REQUIRED ACTION
Give every line from the entries that contains "title".
--- START ---
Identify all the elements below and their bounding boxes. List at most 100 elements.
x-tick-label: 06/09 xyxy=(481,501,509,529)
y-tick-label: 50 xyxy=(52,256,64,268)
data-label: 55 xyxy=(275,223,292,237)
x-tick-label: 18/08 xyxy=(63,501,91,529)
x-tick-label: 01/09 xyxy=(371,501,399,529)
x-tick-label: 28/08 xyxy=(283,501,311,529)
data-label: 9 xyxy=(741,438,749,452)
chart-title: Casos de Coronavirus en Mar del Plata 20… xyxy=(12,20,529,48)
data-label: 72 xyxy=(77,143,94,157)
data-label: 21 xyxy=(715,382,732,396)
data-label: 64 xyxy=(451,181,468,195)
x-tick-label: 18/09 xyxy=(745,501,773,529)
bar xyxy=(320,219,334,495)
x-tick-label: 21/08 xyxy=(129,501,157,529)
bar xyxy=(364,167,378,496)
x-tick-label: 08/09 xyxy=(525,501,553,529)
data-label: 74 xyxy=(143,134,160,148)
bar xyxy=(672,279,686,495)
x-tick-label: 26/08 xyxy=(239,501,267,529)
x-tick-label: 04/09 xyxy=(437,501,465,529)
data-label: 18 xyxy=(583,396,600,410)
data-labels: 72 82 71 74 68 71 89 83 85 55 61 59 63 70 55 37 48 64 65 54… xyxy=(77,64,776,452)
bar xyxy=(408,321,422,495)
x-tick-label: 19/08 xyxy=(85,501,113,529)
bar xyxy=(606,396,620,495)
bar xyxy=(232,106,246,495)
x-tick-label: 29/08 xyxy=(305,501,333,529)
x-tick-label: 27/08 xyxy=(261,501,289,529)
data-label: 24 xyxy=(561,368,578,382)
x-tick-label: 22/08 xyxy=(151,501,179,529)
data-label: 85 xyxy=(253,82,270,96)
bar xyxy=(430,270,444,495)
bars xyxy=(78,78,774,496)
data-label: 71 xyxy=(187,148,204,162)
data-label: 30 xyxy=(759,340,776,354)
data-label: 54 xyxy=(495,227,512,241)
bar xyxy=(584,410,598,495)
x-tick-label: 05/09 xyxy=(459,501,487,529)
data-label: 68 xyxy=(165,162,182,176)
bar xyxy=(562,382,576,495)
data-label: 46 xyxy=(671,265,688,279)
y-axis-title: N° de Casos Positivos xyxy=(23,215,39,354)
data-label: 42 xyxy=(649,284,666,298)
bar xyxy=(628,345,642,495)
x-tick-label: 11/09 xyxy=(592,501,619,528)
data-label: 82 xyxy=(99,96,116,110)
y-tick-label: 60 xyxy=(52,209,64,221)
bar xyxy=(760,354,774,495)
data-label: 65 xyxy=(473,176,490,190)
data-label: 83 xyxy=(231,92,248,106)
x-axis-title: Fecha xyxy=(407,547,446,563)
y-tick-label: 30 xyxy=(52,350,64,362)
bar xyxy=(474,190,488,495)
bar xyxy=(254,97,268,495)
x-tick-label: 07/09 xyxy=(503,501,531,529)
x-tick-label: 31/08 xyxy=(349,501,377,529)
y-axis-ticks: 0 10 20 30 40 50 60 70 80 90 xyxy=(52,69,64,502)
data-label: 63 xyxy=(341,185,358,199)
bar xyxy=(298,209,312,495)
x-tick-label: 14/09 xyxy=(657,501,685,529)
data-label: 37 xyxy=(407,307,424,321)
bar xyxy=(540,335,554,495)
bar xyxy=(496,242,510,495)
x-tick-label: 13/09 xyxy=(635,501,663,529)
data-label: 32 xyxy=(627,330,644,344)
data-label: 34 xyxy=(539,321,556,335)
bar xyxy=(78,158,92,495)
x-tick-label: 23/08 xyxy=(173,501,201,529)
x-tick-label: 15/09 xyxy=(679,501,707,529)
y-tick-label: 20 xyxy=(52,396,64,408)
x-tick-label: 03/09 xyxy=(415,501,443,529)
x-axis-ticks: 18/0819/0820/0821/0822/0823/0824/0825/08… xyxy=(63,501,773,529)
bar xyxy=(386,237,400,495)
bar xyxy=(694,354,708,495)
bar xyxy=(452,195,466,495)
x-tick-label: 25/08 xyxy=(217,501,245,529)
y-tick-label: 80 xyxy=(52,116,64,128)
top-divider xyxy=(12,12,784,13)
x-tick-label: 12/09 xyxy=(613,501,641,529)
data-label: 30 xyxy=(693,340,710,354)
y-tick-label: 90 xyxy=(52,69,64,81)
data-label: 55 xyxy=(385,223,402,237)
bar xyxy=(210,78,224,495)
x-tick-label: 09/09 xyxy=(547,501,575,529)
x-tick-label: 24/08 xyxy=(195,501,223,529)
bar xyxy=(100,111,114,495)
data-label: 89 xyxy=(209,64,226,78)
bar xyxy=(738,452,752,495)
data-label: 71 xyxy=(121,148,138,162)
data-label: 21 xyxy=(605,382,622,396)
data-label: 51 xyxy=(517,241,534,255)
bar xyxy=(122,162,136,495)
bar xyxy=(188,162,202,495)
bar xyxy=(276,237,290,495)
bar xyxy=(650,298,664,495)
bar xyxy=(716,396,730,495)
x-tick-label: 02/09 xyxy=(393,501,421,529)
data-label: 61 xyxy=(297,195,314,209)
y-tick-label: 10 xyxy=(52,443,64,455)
--- END ---
EXERCISE RESULT
chart-title: Casos de Coronavirus en Mar del Plata 20… xyxy=(12,20,529,48)
y-axis-title: N° de Casos Positivos xyxy=(23,215,39,354)
x-axis-title: Fecha xyxy=(407,547,446,563)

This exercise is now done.